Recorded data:
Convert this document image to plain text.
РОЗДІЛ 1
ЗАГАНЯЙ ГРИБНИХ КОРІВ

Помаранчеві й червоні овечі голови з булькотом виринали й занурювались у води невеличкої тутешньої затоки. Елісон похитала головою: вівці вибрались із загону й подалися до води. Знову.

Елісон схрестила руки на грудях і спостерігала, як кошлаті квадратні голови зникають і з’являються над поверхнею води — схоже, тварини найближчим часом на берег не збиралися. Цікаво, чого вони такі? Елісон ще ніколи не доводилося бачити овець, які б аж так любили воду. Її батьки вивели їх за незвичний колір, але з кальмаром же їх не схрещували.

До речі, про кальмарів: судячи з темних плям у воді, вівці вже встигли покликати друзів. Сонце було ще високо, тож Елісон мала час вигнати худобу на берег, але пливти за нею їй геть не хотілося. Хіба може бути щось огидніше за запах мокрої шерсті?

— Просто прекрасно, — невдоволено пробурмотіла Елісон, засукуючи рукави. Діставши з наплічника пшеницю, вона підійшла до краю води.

**Given request**
Reproduce the entire listing word for word.

**The output**
Convert this document image to plain text.
РОЗДІЛ 1
ЗАГАНЯЙ ГРИБНИХ КОРІВ

Помаранчеві й червоні овечі голови з булькотом виринали й занурювались у води невеличкої тутешньої затоки. Елісон похитала головою: вівці вибрались із загону й подалися до води. Знову.

Елісон схрестила руки на грудях і спостерігала, як кошлаті квадратні голови зникають і з’являються над поверхнею води — схоже, тварини найближчим часом на берег не збиралися. Цікаво, чого вони такі? Елісон ще ніколи не доводилося бачити овець, які б аж так любили воду. Її батьки вивели їх за незвичний колір, але з кальмаром же їх не схрещували.

До речі, про кальмарів: судячи з темних плям у воді, вівці вже встигли покликати друзів. Сонце було ще високо, тож Елісон мала час вигнати худобу на берег, але пливти за нею їй геть не хотілося. Хіба може бути щось огидніше за запах мокрої шерсті?

— Просто прекрасно, — невдоволено пробурмотіла Елісон, засукуючи рукави. Діставши з наплічника пшеницю, вона підійшла до краю води.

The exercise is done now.